'''
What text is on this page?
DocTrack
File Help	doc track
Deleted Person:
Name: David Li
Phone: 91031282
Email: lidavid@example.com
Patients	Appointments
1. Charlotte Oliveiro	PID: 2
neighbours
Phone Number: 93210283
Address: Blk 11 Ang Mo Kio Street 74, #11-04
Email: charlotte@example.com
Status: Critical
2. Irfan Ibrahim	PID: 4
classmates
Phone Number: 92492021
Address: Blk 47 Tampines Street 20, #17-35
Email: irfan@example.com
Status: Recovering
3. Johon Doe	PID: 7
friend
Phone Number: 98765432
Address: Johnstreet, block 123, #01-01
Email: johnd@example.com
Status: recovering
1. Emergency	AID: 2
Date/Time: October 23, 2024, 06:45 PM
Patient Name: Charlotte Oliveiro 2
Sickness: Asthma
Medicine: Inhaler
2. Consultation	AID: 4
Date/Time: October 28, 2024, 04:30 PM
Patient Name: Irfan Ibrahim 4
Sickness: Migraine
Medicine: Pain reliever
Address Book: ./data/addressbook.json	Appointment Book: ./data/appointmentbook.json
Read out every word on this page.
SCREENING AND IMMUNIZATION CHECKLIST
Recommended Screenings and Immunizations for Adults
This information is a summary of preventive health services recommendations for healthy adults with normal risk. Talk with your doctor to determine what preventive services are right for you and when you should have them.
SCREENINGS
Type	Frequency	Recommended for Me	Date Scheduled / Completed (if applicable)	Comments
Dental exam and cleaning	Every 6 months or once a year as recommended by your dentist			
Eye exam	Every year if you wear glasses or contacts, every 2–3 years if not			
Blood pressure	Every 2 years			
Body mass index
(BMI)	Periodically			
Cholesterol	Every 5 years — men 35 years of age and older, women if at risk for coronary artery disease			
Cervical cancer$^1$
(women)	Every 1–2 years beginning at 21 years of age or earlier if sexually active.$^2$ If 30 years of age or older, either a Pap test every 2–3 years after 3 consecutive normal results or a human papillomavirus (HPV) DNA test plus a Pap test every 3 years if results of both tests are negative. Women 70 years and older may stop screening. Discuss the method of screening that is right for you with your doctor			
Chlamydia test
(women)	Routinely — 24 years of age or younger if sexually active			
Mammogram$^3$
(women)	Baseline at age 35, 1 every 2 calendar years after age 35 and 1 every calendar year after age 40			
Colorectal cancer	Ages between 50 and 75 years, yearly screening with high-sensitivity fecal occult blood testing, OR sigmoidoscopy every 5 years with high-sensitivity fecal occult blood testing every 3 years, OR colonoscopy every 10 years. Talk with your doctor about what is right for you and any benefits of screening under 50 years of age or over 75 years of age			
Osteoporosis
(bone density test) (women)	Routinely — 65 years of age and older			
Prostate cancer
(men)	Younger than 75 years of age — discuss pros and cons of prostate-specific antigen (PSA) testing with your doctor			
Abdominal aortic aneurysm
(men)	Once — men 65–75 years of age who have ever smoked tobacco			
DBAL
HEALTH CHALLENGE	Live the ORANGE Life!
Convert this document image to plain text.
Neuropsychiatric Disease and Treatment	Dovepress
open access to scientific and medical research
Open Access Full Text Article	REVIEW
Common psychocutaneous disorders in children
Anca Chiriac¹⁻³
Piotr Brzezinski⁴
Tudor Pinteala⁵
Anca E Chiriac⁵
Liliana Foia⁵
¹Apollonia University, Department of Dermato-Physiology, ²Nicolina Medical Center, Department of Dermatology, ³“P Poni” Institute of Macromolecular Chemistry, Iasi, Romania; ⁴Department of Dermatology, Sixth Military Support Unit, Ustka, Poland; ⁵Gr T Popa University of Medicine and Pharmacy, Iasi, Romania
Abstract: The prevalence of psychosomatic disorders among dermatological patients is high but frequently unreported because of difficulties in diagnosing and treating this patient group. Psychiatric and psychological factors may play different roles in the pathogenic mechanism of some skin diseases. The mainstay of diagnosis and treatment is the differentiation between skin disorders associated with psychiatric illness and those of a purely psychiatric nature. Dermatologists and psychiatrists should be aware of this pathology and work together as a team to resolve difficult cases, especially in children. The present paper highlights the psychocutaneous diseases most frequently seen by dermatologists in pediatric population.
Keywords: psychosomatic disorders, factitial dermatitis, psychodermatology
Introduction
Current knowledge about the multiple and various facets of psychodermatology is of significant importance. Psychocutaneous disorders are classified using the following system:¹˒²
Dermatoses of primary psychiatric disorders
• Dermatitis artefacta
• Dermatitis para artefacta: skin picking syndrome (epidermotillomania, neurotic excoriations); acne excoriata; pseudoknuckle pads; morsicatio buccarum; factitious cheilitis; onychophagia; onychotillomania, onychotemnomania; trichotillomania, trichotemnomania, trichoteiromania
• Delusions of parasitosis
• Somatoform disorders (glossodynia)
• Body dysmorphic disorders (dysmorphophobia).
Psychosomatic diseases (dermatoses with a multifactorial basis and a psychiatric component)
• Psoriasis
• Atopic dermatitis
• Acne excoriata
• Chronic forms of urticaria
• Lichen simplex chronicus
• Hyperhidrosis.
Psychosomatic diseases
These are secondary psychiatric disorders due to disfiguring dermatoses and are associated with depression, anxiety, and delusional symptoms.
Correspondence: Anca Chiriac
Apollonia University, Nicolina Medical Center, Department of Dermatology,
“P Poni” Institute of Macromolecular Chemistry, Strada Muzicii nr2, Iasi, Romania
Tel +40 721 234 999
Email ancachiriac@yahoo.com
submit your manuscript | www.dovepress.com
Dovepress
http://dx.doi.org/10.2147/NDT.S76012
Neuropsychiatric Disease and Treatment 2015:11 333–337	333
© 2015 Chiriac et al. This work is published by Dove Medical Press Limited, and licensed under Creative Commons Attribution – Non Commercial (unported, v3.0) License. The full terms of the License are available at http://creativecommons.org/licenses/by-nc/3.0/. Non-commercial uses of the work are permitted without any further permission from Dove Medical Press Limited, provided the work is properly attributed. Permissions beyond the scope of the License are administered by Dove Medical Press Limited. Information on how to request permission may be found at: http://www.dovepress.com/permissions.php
'''
Assignment:
Wherever the string "disorders" appears in a line above, copy that line.

Answer space:
Common psychocutaneous disorders in children
Abstract: The prevalence of psychosomatic disorders among dermatological patients is high but frequently unreported because of difficulties in diagnosing and treating this patient group. Psychiatric and psychological factors may play different roles in the pathogenic mechanism of some skin diseases. The mainstay of diagnosis and treatment is the differentiation between skin disorders associated with psychiatric illness and those of a purely psychiatric nature. Dermatologists and psychiatrists should be aware of this pathology and work together as a team to resolve difficult cases, especially in children. The present paper highlights the psychocutaneous diseases most frequently seen by dermatologists in pediatric population.
Keywords: psychosomatic disorders, factitial dermatitis, psychodermatology
Current knowledge about the multiple and various facets of psychodermatology is of significant importance. Psychocutaneous disorders are classified using the following system:¹˒²
Dermatoses of primary psychiatric disorders
• Somatoform disorders (glossodynia)
• Body dysmorphic disorders (dysmorphophobia).
These are secondary psychiatric disorders due to disfiguring dermatoses and are associated with depression, anxiety, and delusional symptoms.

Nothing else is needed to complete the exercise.